Extracted data entries
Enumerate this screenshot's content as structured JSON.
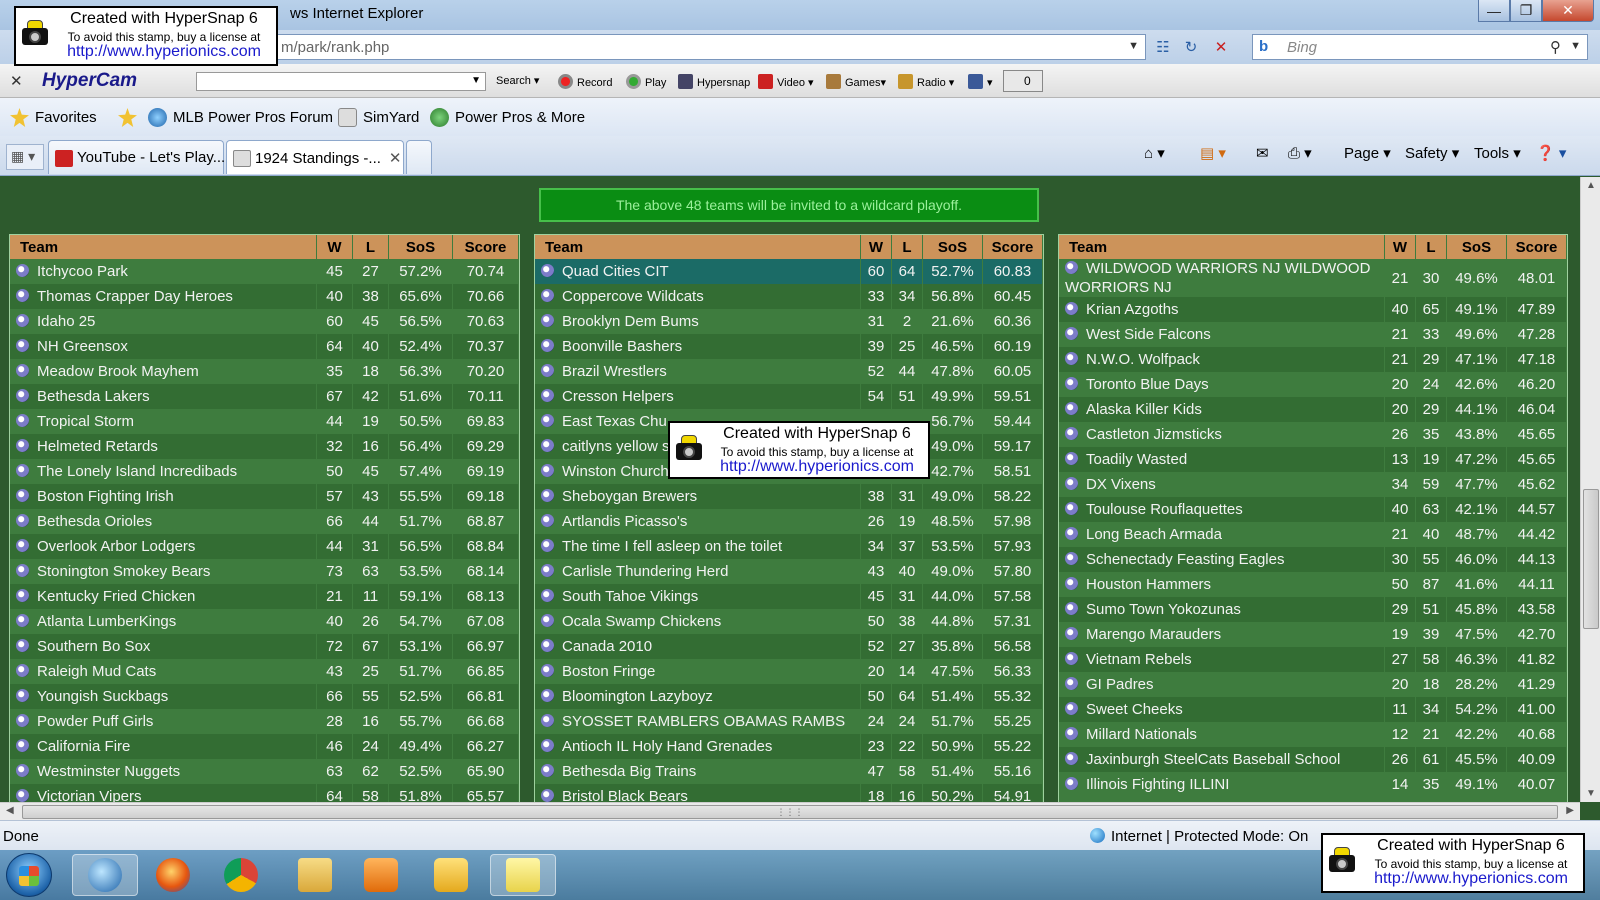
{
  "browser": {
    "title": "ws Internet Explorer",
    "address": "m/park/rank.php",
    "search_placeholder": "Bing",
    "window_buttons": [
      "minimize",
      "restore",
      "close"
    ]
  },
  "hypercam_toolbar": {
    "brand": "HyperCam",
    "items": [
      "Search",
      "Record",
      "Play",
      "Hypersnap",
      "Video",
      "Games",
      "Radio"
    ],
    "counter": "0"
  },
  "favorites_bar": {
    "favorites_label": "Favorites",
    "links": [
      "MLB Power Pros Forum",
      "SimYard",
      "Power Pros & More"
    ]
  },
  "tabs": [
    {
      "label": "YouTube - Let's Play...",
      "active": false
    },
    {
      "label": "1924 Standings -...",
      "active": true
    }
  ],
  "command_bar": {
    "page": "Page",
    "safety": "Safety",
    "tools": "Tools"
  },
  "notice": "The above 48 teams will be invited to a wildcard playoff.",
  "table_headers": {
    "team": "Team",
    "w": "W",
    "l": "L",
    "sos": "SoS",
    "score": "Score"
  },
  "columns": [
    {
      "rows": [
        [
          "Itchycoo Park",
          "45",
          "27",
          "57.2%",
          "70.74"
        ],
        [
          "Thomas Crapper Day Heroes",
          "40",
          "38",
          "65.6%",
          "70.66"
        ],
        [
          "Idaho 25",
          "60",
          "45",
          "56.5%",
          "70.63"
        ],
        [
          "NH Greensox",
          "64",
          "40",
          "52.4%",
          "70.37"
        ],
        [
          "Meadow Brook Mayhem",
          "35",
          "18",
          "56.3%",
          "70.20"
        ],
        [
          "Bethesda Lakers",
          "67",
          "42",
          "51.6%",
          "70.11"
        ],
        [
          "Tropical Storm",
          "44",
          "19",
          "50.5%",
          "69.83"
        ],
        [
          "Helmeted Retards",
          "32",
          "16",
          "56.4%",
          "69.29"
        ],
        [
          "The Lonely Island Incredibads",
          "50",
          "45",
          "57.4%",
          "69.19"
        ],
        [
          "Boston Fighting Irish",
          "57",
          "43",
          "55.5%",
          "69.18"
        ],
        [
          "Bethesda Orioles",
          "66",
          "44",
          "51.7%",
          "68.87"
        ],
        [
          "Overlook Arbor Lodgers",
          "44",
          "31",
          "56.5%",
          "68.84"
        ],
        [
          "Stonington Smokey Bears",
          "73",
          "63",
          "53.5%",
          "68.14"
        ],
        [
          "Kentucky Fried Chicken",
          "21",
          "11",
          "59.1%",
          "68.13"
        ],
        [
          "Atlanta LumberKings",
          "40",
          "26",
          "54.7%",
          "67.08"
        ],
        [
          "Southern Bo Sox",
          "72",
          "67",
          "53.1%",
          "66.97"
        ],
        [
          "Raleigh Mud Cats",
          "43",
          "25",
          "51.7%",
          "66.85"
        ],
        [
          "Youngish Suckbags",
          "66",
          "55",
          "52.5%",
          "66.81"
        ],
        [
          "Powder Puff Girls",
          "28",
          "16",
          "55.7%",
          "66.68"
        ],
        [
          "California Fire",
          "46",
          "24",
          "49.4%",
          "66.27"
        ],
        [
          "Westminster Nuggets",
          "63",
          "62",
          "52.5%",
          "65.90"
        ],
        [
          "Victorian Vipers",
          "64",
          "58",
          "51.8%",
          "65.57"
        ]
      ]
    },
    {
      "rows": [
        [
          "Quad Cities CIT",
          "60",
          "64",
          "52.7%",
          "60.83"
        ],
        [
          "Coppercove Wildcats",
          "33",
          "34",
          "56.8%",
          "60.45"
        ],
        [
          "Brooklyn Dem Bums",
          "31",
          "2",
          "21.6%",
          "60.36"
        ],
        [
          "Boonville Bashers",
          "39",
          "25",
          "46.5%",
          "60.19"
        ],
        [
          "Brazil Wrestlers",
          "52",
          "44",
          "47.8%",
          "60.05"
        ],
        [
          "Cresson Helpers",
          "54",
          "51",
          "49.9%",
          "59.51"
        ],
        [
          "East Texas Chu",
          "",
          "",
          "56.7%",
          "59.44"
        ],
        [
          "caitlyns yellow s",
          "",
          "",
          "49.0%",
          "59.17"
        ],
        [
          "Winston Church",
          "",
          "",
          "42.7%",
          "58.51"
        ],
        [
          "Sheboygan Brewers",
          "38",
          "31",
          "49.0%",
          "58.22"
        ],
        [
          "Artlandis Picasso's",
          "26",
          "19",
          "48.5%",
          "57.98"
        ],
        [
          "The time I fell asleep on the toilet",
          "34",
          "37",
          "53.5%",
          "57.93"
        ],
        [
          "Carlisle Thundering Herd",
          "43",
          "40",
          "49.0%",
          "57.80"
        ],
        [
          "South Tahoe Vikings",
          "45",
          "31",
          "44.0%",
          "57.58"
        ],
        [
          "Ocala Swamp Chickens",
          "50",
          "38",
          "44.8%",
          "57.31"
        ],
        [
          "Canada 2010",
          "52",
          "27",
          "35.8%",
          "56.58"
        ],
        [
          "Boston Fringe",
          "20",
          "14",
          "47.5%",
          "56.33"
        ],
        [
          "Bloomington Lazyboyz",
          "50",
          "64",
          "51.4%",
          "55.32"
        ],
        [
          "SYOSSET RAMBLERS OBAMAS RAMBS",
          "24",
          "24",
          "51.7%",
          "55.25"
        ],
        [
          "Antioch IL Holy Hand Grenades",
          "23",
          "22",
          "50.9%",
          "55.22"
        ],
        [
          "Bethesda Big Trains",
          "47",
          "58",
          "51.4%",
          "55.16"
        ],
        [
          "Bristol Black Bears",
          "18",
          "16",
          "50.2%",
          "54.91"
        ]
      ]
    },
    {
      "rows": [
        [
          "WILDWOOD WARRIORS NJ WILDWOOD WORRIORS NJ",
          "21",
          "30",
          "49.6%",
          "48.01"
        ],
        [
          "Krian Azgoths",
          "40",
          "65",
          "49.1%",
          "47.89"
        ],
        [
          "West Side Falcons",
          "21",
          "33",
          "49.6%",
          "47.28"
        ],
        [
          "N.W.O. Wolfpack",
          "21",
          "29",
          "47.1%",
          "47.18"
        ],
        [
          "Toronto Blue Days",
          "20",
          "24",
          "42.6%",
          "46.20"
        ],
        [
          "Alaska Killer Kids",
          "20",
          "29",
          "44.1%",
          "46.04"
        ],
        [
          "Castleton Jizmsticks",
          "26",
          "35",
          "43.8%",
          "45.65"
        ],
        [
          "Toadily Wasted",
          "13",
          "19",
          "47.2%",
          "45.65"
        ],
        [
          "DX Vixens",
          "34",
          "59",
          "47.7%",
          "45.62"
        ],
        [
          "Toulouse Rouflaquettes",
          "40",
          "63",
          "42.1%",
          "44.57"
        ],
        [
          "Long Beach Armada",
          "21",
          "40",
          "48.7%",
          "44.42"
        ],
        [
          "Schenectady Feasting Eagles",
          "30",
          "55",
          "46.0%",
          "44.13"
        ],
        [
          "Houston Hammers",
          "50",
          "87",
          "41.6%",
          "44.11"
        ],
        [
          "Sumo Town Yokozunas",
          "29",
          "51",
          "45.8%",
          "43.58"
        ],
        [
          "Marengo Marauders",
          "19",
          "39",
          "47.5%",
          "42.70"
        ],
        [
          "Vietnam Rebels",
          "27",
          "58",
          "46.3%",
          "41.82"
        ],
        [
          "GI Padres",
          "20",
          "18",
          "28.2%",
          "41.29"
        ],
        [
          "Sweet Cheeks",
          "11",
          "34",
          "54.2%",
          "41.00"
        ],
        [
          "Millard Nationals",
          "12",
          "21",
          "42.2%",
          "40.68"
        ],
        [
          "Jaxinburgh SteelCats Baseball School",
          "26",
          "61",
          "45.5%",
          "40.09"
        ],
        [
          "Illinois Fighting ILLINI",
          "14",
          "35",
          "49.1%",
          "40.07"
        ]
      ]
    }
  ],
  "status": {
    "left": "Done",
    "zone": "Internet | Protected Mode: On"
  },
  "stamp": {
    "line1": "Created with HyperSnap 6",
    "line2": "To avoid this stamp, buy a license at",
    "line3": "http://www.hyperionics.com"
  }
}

▸ INSTRUCTION:
Count the lines of the listing above that include the word "Bears" and state the total with nothing else.

▸ THE COMPLETED TASK:
2